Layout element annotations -
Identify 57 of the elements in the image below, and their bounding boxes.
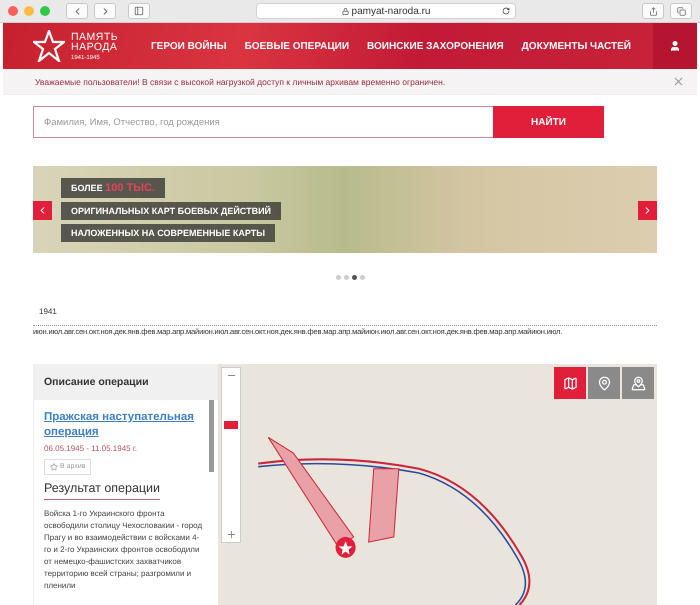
plus-icon [226,529,236,540]
nav-link[interactable]: ДОКУМЕНТЫ ЧАСТЕЙ [522,40,631,52]
operation-dates: 06.05.1945 - 11.05.1945 г. [44,444,137,453]
close-icon [672,75,685,88]
zoom-light[interactable] [40,6,50,16]
search-field[interactable]: Фамилия, Имя, Отчество, год рождения [33,106,493,138]
pin-icon [630,376,646,390]
zoom-slider[interactable] [221,367,241,543]
tabs-icon [676,6,686,16]
zoom-handle[interactable] [224,420,238,429]
address-bar[interactable]: pamyat-naroda.ru [256,3,516,19]
layer-button[interactable] [588,367,620,399]
banner-caption: ОРИГИНАЛЬНЫХ КАРТ БОЕВЫХ ДЕЙСТВИЙ [61,202,282,220]
pin-icon [596,376,612,390]
lock-icon [342,8,349,14]
find-button[interactable]: НАЙТИ [493,106,604,138]
layer-button[interactable] [554,367,586,399]
reload-icon[interactable] [502,7,510,15]
map-icon [562,376,578,390]
slide-dot[interactable] [360,275,364,280]
timeline-year: 1941 [39,307,58,316]
share-button[interactable] [642,3,664,19]
previous-slide-button[interactable] [33,201,52,220]
banner-caption: НАЛОЖЕННЫХ НА СОВРЕМЕННЫЕ КАРТЫ [61,224,276,242]
result-text: Войска 1-го Украинского фронта освободили столицу Чехословакии - город Прагу и во взаимодействии с войсками 4-го и 2-го Украинских фронтов освободили от немецко-фашистских захватчиков территорию всей страны; разгромили и пленили [44,508,204,592]
notice-text: Уважаемые пользователи! В связи с высокой нагрузкой доступ к личным архивам временно ограничен. [35,76,446,86]
sidebar-icon [134,6,144,16]
logo-text: ПАМЯТЬ [71,32,118,42]
user-button[interactable] [653,23,697,69]
star-marker-icon [336,536,356,558]
user-icon [669,40,681,52]
close-light[interactable] [8,6,18,16]
close-button[interactable] [672,75,685,88]
url-text: pamyat-naroda.ru [352,6,430,16]
forward-button[interactable] [94,3,116,19]
scrollbar[interactable] [209,400,214,472]
next-slide-button[interactable] [638,201,657,220]
sidebar-button[interactable] [128,3,150,19]
slide-dot[interactable] [352,275,356,280]
banner-caption: БОЛЕЕ 100 ТЫС. [61,178,165,198]
tabs-button[interactable] [670,3,692,19]
slide-dot[interactable] [336,275,340,280]
share-icon [648,6,658,16]
nav-link[interactable]: ВОИНСКИЕ ЗАХОРОНЕНИЯ [367,40,504,52]
operation-link[interactable]: Пражская наступательная операция [44,410,206,440]
zoom-in-button[interactable] [226,529,236,540]
nav-link[interactable]: БОЕВЫЕ ОПЕРАЦИИ [244,40,350,52]
layer-button[interactable] [622,367,654,399]
slide-dot[interactable] [344,275,348,280]
result-heading: Результат операции [44,480,160,500]
back-button[interactable] [66,3,88,19]
star-icon [50,462,58,471]
star-logo-icon[interactable] [33,30,65,62]
nav-link[interactable]: ГЕРОИ ВОЙНЫ [151,40,227,52]
logo-text: НАРОДА [71,42,118,52]
panel-title: Описание операции [34,364,218,400]
map-placeholder[interactable] [218,364,657,605]
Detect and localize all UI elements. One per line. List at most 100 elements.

PROBLEM DESCRIPTION -
Format every line of the records above as a JSON list of strings, one string per line, skipping blank lines. Leave the pictures out.

REPLY -
[
  "Identify 57 of the elements in the image below, and their bounding boxes.",
  "plus-icon [226,529,236,540]",
  "nav-link[interactable]: ДОКУМЕНТЫ ЧАСТЕЙ [522,40,631,52]",
  "operation-dates: 06.05.1945 - 11.05.1945 г. [44,444,137,453]",
  "close-icon [672,75,685,88]",
  "zoom-light[interactable] [40,6,50,16]",
  "search-field[interactable]: Фамилия, Имя, Отчество, год рождения [33,106,493,138]",
  "pin-icon [630,376,646,390]",
  "zoom-slider[interactable] [221,367,241,543]",
  "tabs-icon [676,6,686,16]",
  "zoom-handle[interactable] [224,420,238,429]",
  "address-bar[interactable]: pamyat-naroda.ru [256,3,516,19]",
  "layer-button[interactable] [588,367,620,399]",
  "banner-caption: ОРИГИНАЛЬНЫХ КАРТ БОЕВЫХ ДЕЙСТВИЙ [61,202,282,220]",
  "pin-icon [596,376,612,390]",
  "lock-icon [342,8,349,14]",
  "find-button[interactable]: НАЙТИ [493,106,604,138]",
  "layer-button[interactable] [554,367,586,399]",
  "reload-icon[interactable] [502,7,510,15]",
  "map-icon [562,376,578,390]",
  "slide-dot[interactable] [360,275,364,280]",
  "timeline-year: 1941 [39,307,58,316]",
  "share-button[interactable] [642,3,664,19]",
  "previous-slide-button[interactable] [33,201,52,220]",
  "banner-caption: НАЛОЖЕННЫХ НА СОВРЕМЕННЫЕ КАРТЫ [61,224,276,242]",
  "result-text: Войска 1-го Украинского фронта освободили столицу Чехословакии - город Прагу и во взаимодействии с войсками 4-го и 2-го Украинских фронтов освободили от немецко-фашистских захватчиков территорию всей страны; разгромили и пленили [44,508,204,592]",
  "notice-text: Уважаемые пользователи! В связи с высокой нагрузкой доступ к личным архивам временно ограничен. [35,76,446,86]",
  "sidebar-icon [134,6,144,16]",
  "logo-text: ПАМЯТЬ [71,32,118,42]",
  "user-button[interactable] [653,23,697,69]",
  "star-marker-icon [336,536,356,558]",
  "user-icon [669,40,681,52]",
  "close-light[interactable] [8,6,18,16]",
  "close-button[interactable] [672,75,685,88]",
  "url-text: pamyat-naroda.ru [352,6,430,16]",
  "forward-button[interactable] [94,3,116,19]",
  "scrollbar[interactable] [209,400,214,472]",
  "next-slide-button[interactable] [638,201,657,220]",
  "sidebar-button[interactable] [128,3,150,19]",
  "slide-dot[interactable] [352,275,356,280]",
  "banner-caption: БОЛЕЕ 100 ТЫС. [61,178,165,198]",
  "tabs-button[interactable] [670,3,692,19]",
  "slide-dot[interactable] [336,275,340,280]",
  "share-icon [648,6,658,16]",
  "nav-link[interactable]: ВОИНСКИЕ ЗАХОРОНЕНИЯ [367,40,504,52]",
  "operation-link[interactable]: Пражская наступательная операция [44,410,206,440]",
  "zoom-in-button[interactable] [226,529,236,540]",
  "nav-link[interactable]: БОЕВЫЕ ОПЕРАЦИИ [244,40,350,52]",
  "layer-button[interactable] [622,367,654,399]",
  "slide-dot[interactable] [344,275,348,280]",
  "result-heading: Результат операции [44,480,160,500]",
  "back-button[interactable] [66,3,88,19]",
  "star-icon [50,462,58,471]",
  "star-logo-icon[interactable] [33,30,65,62]",
  "nav-link[interactable]: ГЕРОИ ВОЙНЫ [151,40,227,52]",
  "logo-text: НАРОДА [71,42,118,52]",
  "panel-title: Описание операции [34,364,218,400]",
  "map-placeholder[interactable] [218,364,657,605]",
  "Detect and localize all UI elements. One per line. List at most 100 elements."
]